DO THIS:
Exactly as given, repeat all of the entries.

----

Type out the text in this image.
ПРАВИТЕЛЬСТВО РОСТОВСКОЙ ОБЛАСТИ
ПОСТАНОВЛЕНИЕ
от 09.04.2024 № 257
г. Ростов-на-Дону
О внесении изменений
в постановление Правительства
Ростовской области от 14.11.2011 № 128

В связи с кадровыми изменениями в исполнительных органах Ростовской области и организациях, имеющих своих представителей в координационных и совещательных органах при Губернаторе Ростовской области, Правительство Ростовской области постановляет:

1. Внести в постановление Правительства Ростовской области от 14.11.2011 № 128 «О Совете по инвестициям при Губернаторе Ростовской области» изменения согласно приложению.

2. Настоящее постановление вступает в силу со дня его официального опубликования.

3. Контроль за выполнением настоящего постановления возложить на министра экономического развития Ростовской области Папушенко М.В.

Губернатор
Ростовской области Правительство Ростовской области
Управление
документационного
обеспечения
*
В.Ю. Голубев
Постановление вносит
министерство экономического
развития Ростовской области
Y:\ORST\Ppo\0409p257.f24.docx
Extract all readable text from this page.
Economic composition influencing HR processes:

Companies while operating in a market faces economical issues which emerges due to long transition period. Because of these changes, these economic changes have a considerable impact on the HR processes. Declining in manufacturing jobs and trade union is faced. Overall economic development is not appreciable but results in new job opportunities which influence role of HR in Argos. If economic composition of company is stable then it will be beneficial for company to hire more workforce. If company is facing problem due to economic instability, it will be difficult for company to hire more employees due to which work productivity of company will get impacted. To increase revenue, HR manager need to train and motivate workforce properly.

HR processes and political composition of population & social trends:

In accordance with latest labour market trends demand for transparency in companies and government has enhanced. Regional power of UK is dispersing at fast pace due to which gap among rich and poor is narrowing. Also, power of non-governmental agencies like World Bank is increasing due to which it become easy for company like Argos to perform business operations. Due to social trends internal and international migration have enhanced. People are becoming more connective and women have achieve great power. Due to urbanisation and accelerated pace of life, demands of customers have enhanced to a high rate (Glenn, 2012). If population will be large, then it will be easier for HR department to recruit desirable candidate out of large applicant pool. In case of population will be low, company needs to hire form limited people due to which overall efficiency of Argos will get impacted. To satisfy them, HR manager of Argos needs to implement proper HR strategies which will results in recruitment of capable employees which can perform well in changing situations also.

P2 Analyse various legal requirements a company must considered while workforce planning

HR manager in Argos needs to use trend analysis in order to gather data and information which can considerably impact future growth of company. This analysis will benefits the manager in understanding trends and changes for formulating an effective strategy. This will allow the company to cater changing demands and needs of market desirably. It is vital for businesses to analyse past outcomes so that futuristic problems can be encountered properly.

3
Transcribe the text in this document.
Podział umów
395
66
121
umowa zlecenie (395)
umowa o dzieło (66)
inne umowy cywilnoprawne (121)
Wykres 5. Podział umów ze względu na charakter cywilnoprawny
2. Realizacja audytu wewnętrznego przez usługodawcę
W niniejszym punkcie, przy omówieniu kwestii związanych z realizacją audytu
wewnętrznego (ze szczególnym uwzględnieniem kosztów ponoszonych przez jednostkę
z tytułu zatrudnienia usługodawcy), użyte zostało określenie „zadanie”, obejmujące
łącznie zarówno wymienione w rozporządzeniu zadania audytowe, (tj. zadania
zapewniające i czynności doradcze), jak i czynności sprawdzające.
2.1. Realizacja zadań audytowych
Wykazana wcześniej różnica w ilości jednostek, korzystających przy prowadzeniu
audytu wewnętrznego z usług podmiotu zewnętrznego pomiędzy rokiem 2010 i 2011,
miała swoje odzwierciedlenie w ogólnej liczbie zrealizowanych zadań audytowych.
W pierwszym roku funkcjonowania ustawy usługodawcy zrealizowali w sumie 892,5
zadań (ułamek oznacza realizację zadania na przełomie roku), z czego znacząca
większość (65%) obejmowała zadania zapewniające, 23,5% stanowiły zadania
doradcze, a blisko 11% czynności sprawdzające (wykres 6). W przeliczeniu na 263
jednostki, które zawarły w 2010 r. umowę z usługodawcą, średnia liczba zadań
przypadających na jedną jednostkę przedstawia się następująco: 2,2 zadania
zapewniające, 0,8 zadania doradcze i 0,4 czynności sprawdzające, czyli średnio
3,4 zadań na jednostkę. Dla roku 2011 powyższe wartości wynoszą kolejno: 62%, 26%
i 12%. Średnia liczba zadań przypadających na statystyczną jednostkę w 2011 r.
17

----

RESPONSE:
Type out the text in this image.
ПРАВИТЕЛЬСТВО РОСТОВСКОЙ ОБЛАСТИ
ПОСТАНОВЛЕНИЕ
от 09.04.2024 № 257
г. Ростов-на-Дону
О внесении изменений
в постановление Правительства
Ростовской области от 14.11.2011 № 128

В связи с кадровыми изменениями в исполнительных органах Ростовской области и организациях, имеющих своих представителей в координационных и совещательных органах при Губернаторе Ростовской области, Правительство Ростовской области постановляет:

1. Внести в постановление Правительства Ростовской области от 14.11.2011 № 128 «О Совете по инвестициям при Губернаторе Ростовской области» изменения согласно приложению.

2. Настоящее постановление вступает в силу со дня его официального опубликования.

3. Контроль за выполнением настоящего постановления возложить на министра экономического развития Ростовской области Папушенко М.В.

Губернатор
Ростовской области Правительство Ростовской области
Управление
документационного
обеспечения
*
В.Ю. Голубев
Постановление вносит
министерство экономического
развития Ростовской области
Y:\ORST\Ppo\0409p257.f24.docx
Extract all readable text from this page.
Economic composition influencing HR processes:

Companies while operating in a market faces economical issues which emerges due to long transition period. Because of these changes, these economic changes have a considerable impact on the HR processes. Declining in manufacturing jobs and trade union is faced. Overall economic development is not appreciable but results in new job opportunities which influence role of HR in Argos. If economic composition of company is stable then it will be beneficial for company to hire more workforce. If company is facing problem due to economic instability, it will be difficult for company to hire more employees due to which work productivity of company will get impacted. To increase revenue, HR manager need to train and motivate workforce properly.

HR processes and political composition of population & social trends:

In accordance with latest labour market trends demand for transparency in companies and government has enhanced. Regional power of UK is dispersing at fast pace due to which gap among rich and poor is narrowing. Also, power of non-governmental agencies like World Bank is increasing due to which it become easy for company like Argos to perform business operations. Due to social trends internal and international migration have enhanced. People are becoming more connective and women have achieve great power. Due to urbanisation and accelerated pace of life, demands of customers have enhanced to a high rate (Glenn, 2012). If population will be large, then it will be easier for HR department to recruit desirable candidate out of large applicant pool. In case of population will be low, company needs to hire form limited people due to which overall efficiency of Argos will get impacted. To satisfy them, HR manager of Argos needs to implement proper HR strategies which will results in recruitment of capable employees which can perform well in changing situations also.

P2 Analyse various legal requirements a company must considered while workforce planning

HR manager in Argos needs to use trend analysis in order to gather data and information which can considerably impact future growth of company. This analysis will benefits the manager in understanding trends and changes for formulating an effective strategy. This will allow the company to cater changing demands and needs of market desirably. It is vital for businesses to analyse past outcomes so that futuristic problems can be encountered properly.

3
Transcribe the text in this document.
Podział umów
395
66
121
umowa zlecenie (395)
umowa o dzieło (66)
inne umowy cywilnoprawne (121)
Wykres 5. Podział umów ze względu na charakter cywilnoprawny
2. Realizacja audytu wewnętrznego przez usługodawcę
W niniejszym punkcie, przy omówieniu kwestii związanych z realizacją audytu
wewnętrznego (ze szczególnym uwzględnieniem kosztów ponoszonych przez jednostkę
z tytułu zatrudnienia usługodawcy), użyte zostało określenie „zadanie”, obejmujące
łącznie zarówno wymienione w rozporządzeniu zadania audytowe, (tj. zadania
zapewniające i czynności doradcze), jak i czynności sprawdzające.
2.1. Realizacja zadań audytowych
Wykazana wcześniej różnica w ilości jednostek, korzystających przy prowadzeniu
audytu wewnętrznego z usług podmiotu zewnętrznego pomiędzy rokiem 2010 i 2011,
miała swoje odzwierciedlenie w ogólnej liczbie zrealizowanych zadań audytowych.
W pierwszym roku funkcjonowania ustawy usługodawcy zrealizowali w sumie 892,5
zadań (ułamek oznacza realizację zadania na przełomie roku), z czego znacząca
większość (65%) obejmowała zadania zapewniające, 23,5% stanowiły zadania
doradcze, a blisko 11% czynności sprawdzające (wykres 6). W przeliczeniu na 263
jednostki, które zawarły w 2010 r. umowę z usługodawcą, średnia liczba zadań
przypadających na jedną jednostkę przedstawia się następująco: 2,2 zadania
zapewniające, 0,8 zadania doradcze i 0,4 czynności sprawdzające, czyli średnio
3,4 zadań na jednostkę. Dla roku 2011 powyższe wartości wynoszą kolejno: 62%, 26%
i 12%. Średnia liczba zadań przypadających na statystyczną jednostkę w 2011 r.
17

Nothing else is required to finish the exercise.